> [Exercise goal]: Return the data exactly, with all pictures removed.

══ Exercise materials ══

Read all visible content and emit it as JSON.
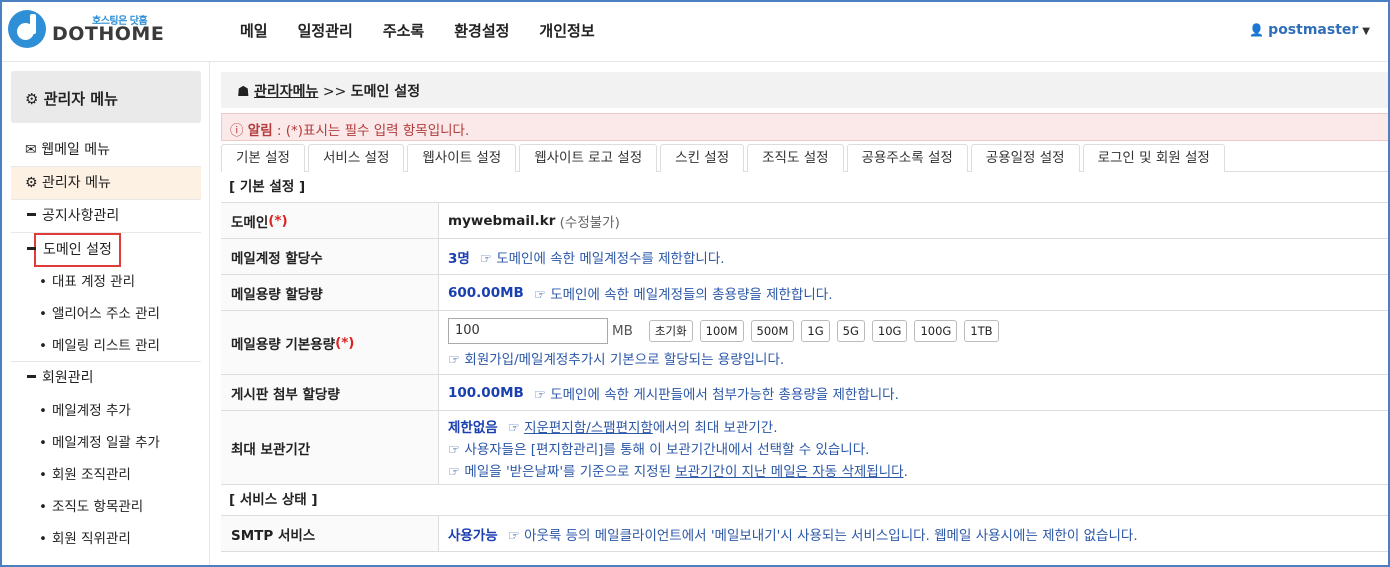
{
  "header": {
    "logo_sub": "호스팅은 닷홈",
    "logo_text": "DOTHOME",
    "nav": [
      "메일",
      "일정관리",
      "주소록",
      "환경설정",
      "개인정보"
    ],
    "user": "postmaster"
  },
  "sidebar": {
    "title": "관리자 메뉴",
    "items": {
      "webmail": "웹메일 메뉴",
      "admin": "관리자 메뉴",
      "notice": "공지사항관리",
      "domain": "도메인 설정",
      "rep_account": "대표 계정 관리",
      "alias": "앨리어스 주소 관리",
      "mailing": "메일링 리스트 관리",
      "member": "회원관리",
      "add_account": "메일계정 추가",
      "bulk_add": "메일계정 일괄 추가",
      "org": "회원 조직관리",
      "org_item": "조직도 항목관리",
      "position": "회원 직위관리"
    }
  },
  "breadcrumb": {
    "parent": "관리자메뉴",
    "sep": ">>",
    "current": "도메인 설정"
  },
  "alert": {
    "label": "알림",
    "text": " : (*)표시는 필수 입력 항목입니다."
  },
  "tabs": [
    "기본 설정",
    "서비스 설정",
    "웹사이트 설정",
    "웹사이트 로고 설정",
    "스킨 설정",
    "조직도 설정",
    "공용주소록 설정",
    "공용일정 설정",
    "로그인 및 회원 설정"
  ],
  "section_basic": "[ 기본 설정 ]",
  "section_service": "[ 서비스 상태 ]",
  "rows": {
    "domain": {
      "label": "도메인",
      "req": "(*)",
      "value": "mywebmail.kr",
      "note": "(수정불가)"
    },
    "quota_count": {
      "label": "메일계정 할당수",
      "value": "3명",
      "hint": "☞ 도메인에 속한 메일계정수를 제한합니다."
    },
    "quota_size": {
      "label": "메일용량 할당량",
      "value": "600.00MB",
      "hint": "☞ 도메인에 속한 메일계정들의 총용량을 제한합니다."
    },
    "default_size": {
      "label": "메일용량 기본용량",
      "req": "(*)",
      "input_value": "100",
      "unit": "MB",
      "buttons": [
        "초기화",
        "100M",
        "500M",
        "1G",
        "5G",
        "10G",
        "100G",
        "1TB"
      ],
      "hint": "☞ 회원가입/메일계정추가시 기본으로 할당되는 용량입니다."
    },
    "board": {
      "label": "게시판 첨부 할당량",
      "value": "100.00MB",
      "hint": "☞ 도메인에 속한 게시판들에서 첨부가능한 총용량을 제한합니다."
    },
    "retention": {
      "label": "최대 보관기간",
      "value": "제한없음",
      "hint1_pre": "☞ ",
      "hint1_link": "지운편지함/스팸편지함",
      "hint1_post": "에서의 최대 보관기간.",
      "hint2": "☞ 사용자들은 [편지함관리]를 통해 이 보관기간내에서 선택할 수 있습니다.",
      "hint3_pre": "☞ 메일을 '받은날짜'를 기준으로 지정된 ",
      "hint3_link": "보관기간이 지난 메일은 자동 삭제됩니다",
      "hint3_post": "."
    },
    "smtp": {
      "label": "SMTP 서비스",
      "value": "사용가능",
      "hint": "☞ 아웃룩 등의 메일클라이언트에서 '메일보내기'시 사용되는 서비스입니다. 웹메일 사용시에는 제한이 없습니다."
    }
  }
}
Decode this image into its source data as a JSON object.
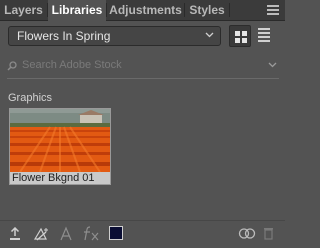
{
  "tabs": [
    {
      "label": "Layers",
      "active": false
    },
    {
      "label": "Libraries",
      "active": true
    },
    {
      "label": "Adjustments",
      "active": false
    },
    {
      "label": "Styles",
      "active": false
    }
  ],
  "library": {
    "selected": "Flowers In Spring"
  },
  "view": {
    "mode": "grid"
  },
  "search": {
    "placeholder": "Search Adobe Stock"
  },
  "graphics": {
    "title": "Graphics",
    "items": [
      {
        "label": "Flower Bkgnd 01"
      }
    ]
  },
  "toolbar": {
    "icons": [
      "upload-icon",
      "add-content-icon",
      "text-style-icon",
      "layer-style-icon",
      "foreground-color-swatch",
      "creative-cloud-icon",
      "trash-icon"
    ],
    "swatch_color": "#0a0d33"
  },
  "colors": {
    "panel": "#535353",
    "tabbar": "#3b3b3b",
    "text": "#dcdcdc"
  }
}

═══

> [Correct result]:
Read all visible content and emit it as JSON.
{
  "header": {
    "logo_sub": "호스팅은 닷홈",
    "logo_text": "DOTHOME",
    "nav": [
      "메일",
      "일정관리",
      "주소록",
      "환경설정",
      "개인정보"
    ],
    "user": "postmaster"
  },
  "sidebar": {
    "title": "관리자 메뉴",
    "items": {
      "webmail": "웹메일 메뉴",
      "admin": "관리자 메뉴",
      "notice": "공지사항관리",
      "domain": "도메인 설정",
      "rep_account": "대표 계정 관리",
      "alias": "앨리어스 주소 관리",
      "mailing": "메일링 리스트 관리",
      "member": "회원관리",
      "add_account": "메일계정 추가",
      "bulk_add": "메일계정 일괄 추가",
      "org": "회원 조직관리",
      "org_item": "조직도 항목관리",
      "position": "회원 직위관리"
    }
  },
  "breadcrumb": {
    "parent": "관리자메뉴",
    "sep": ">>",
    "current": "도메인 설정"
  },
  "alert": {
    "label": "알림",
    "text": " : (*)표시는 필수 입력 항목입니다."
  },
  "tabs": [
    "기본 설정",
    "서비스 설정",
    "웹사이트 설정",
    "웹사이트 로고 설정",
    "스킨 설정",
    "조직도 설정",
    "공용주소록 설정",
    "공용일정 설정",
    "로그인 및 회원 설정"
  ],
  "section_basic": "[ 기본 설정 ]",
  "section_service": "[ 서비스 상태 ]",
  "rows": {
    "domain": {
      "label": "도메인",
      "req": "(*)",
      "value": "mywebmail.kr",
      "note": "(수정불가)"
    },
    "quota_count": {
      "label": "메일계정 할당수",
      "value": "3명",
      "hint": "☞ 도메인에 속한 메일계정수를 제한합니다."
    },
    "quota_size": {
      "label": "메일용량 할당량",
      "value": "600.00MB",
      "hint": "☞ 도메인에 속한 메일계정들의 총용량을 제한합니다."
    },
    "default_size": {
      "label": "메일용량 기본용량",
      "req": "(*)",
      "input_value": "100",
      "unit": "MB",
      "buttons": [
        "초기화",
        "100M",
        "500M",
        "1G",
        "5G",
        "10G",
        "100G",
        "1TB"
      ],
      "hint": "☞ 회원가입/메일계정추가시 기본으로 할당되는 용량입니다."
    },
    "board": {
      "label": "게시판 첨부 할당량",
      "value": "100.00MB",
      "hint": "☞ 도메인에 속한 게시판들에서 첨부가능한 총용량을 제한합니다."
    },
    "retention": {
      "label": "최대 보관기간",
      "value": "제한없음",
      "hint1_pre": "☞ ",
      "hint1_link": "지운편지함/스팸편지함",
      "hint1_post": "에서의 최대 보관기간.",
      "hint2": "☞ 사용자들은 [편지함관리]를 통해 이 보관기간내에서 선택할 수 있습니다.",
      "hint3_pre": "☞ 메일을 '받은날짜'를 기준으로 지정된 ",
      "hint3_link": "보관기간이 지난 메일은 자동 삭제됩니다",
      "hint3_post": "."
    },
    "smtp": {
      "label": "SMTP 서비스",
      "value": "사용가능",
      "hint": "☞ 아웃룩 등의 메일클라이언트에서 '메일보내기'시 사용되는 서비스입니다. 웹메일 사용시에는 제한이 없습니다."
    }
  }
}
Decode this image into its source data as a JSON object.
{
  "tabs": [
    {
      "label": "Layers",
      "active": false
    },
    {
      "label": "Libraries",
      "active": true
    },
    {
      "label": "Adjustments",
      "active": false
    },
    {
      "label": "Styles",
      "active": false
    }
  ],
  "library": {
    "selected": "Flowers In Spring"
  },
  "view": {
    "mode": "grid"
  },
  "search": {
    "placeholder": "Search Adobe Stock"
  },
  "graphics": {
    "title": "Graphics",
    "items": [
      {
        "label": "Flower Bkgnd 01"
      }
    ]
  },
  "toolbar": {
    "icons": [
      "upload-icon",
      "add-content-icon",
      "text-style-icon",
      "layer-style-icon",
      "foreground-color-swatch",
      "creative-cloud-icon",
      "trash-icon"
    ],
    "swatch_color": "#0a0d33"
  },
  "colors": {
    "panel": "#535353",
    "tabbar": "#3b3b3b",
    "text": "#dcdcdc"
  }
}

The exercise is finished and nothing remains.